What this task involves:
List every line below containing "BCD为等边三角形".
== Provided material ==
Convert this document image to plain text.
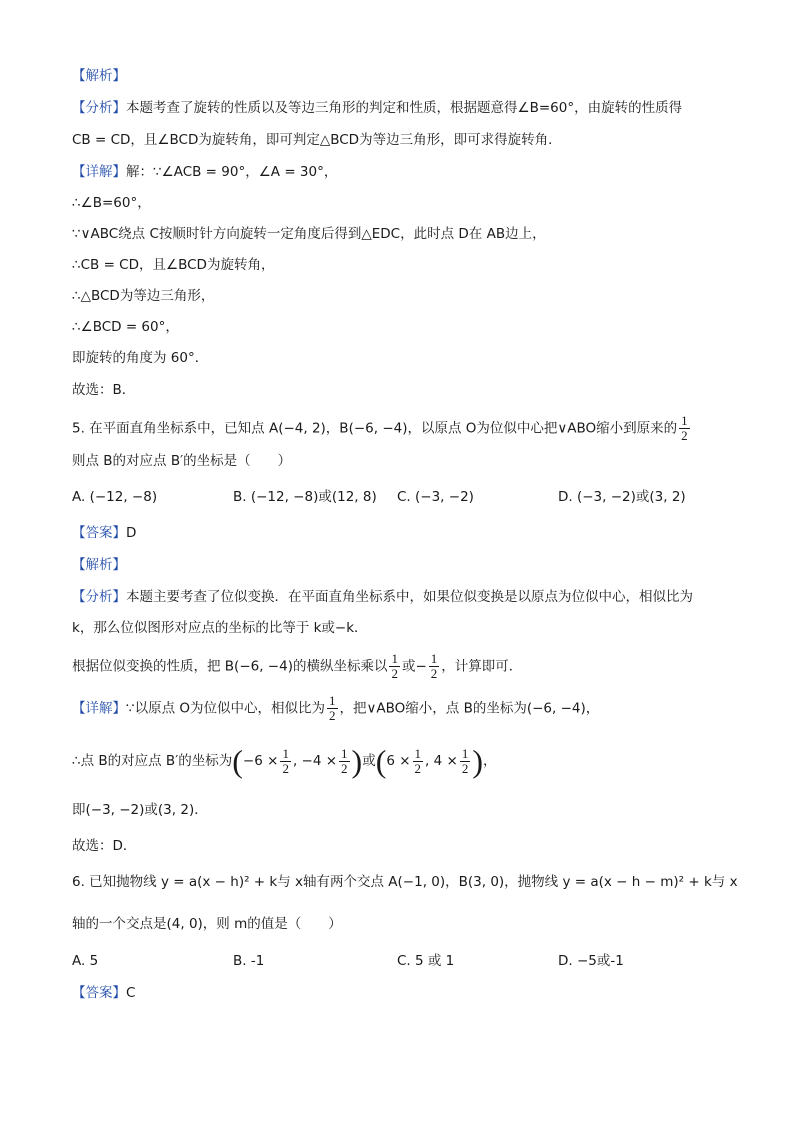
【解析】
【分析】本题考查了旋转的性质以及等边三角形的判定和性质，根据题意得∠B=60°，由旋转的性质得
CB = CD，且∠BCD为旋转角，即可判定△BCD为等边三角形，即可求得旋转角．
【详解】解：∵∠ACB = 90°，∠A = 30°，
∴∠B=60°，
∵∨ABC绕点 C按顺时针方向旋转一定角度后得到△EDC，此时点 D在 AB边上，
∴CB = CD，且∠BCD为旋转角，
∴△BCD为等边三角形，
∴∠BCD = 60°，
即旋转的角度为 60°．
故选：B．
5. 在平面直角坐标系中，已知点 A(−4, 2)，B(−6, −4)，以原点 O为位似中心把∨ABO缩小到原来的 $\frac{1}{2}$
则点 B的对应点 B′的坐标是（　　）
A. (−12, −8)	B. (−12, −8)或(12, 8) C. (−3, −2)	D. (−3, −2)或(3, 2)
【答案】D
【解析】
【分析】本题主要考查了位似变换．在平面直角坐标系中，如果位似变换是以原点为位似中心，相似比为
k，那么位似图形对应点的坐标的比等于 k或−k．
根据位似变换的性质，把 B(−6, −4)的横纵坐标乘以 $\frac{1}{2}$ 或− $\frac{1}{2}$ ，计算即可．
【详解】∵以原点 O为位似中心，相似比为 $\frac{1}{2}$ ，把∨ABO缩小，点 B的坐标为(−6, −4)，
∴点 B的对应点 B′的坐标为($-6 \times \frac{1}{2}$ , $-4 \times \frac{1}{2}$ )或($6 \times \frac{1}{2}$ , $4 \times \frac{1}{2}$ )，
即(−3, −2)或(3, 2)．
故选：D．
6. 已知抛物线 y = a(x − h)² + k与 x轴有两个交点 A(−1, 0)，B(3, 0)，抛物线 y = a(x − h − m)² + k与 x
轴的一个交点是(4, 0)，则 m的值是（　　）
A. 5	B. -1	C. 5 或 1	D. −5或-1
【答案】C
===
Exercise output:
CB = CD，且∠BCD为旋转角，即可判定△BCD为等边三角形，即可求得旋转角．
∴△BCD为等边三角形，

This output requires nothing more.